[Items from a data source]
* * * * *
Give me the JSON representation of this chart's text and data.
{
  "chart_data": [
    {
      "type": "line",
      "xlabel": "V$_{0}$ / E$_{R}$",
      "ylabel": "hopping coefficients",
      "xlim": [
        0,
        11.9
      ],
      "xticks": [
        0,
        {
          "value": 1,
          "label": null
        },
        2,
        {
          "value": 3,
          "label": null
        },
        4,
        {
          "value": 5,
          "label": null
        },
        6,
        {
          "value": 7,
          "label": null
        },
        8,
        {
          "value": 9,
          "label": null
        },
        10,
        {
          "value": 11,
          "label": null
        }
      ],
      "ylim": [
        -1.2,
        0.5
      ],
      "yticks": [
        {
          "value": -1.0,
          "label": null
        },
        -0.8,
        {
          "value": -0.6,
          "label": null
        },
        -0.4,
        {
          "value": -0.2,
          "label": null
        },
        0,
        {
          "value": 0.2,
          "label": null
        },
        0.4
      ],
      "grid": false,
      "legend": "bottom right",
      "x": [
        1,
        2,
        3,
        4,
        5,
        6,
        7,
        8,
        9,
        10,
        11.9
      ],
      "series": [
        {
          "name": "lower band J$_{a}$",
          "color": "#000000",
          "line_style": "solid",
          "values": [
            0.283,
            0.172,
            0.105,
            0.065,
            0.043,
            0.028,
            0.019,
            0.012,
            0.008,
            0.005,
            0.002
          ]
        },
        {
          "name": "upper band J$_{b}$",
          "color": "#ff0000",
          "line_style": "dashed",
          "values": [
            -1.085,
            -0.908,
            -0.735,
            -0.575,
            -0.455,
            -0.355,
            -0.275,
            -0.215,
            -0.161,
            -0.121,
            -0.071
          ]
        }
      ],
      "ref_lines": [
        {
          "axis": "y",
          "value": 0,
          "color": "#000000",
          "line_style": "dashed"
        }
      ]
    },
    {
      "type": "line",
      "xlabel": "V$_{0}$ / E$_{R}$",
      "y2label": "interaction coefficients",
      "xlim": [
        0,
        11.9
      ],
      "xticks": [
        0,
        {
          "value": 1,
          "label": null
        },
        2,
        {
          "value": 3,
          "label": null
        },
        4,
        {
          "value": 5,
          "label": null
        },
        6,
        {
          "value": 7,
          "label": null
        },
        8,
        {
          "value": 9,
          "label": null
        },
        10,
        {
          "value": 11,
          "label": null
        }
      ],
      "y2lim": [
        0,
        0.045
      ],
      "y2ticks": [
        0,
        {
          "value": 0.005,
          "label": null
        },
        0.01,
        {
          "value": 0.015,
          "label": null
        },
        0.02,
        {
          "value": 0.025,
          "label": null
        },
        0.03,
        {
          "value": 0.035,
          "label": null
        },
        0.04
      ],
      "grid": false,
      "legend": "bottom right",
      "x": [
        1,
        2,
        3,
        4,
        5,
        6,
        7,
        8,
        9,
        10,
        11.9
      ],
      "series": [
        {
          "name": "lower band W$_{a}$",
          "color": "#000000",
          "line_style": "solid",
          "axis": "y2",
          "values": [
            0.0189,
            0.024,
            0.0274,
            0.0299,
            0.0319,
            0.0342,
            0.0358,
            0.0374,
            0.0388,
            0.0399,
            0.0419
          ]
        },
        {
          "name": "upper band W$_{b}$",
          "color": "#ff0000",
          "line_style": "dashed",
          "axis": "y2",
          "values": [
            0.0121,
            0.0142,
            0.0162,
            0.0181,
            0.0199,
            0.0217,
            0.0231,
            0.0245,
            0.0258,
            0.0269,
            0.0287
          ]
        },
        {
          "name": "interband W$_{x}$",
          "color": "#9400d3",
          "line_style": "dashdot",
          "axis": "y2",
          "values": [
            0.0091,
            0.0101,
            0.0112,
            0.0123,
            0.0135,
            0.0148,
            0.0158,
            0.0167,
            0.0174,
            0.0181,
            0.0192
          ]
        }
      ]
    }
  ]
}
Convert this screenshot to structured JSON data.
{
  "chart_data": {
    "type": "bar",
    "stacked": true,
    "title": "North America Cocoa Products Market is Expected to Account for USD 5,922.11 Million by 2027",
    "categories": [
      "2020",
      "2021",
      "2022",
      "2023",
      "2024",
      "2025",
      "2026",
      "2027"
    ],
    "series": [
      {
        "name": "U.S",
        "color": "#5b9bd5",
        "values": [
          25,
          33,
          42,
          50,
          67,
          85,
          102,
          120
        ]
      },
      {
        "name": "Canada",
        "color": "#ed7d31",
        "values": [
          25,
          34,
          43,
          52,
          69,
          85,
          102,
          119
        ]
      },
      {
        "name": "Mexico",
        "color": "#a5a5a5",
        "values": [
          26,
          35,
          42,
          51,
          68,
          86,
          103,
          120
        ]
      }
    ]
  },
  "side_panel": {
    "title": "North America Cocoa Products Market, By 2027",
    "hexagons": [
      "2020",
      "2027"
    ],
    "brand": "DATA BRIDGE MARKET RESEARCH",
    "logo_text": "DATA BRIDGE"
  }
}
* * * * *
## Your task
Find the word "this" in the data and show each line that holds it.

## Correct answer
Give me the JSON representation of this chart's text and data.
Convert this screenshot to structured JSON data.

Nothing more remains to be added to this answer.